What needs to be done:
Show each line from the listing that includes the word "text".

Records to process:
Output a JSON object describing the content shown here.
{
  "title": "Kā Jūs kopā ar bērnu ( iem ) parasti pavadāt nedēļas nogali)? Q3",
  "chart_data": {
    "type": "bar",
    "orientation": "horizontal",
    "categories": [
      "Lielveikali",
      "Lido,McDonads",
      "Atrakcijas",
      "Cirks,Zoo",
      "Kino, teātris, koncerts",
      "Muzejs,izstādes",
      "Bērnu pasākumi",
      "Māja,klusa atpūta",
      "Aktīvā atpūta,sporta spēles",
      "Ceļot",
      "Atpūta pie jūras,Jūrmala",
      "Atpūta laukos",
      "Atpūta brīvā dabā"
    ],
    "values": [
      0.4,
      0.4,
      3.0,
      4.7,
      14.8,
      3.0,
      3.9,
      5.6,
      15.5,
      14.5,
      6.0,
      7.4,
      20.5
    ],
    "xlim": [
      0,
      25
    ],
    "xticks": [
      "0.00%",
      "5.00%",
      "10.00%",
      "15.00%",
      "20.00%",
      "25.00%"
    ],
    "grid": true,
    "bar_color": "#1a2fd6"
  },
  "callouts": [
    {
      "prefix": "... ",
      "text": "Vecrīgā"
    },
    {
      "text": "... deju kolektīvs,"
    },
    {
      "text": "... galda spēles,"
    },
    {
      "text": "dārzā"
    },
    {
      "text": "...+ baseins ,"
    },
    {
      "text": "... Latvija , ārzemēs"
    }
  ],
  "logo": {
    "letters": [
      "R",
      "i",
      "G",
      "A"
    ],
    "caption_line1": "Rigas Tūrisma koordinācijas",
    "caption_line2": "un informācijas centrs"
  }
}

Result of this task:
      "text": "Vecrīgā"
      "text": "... deju kolektīvs,"
      "text": "... galda spēles,"
      "text": "dārzā"
      "text": "...+ baseins ,"
      "text": "... Latvija , ārzemēs"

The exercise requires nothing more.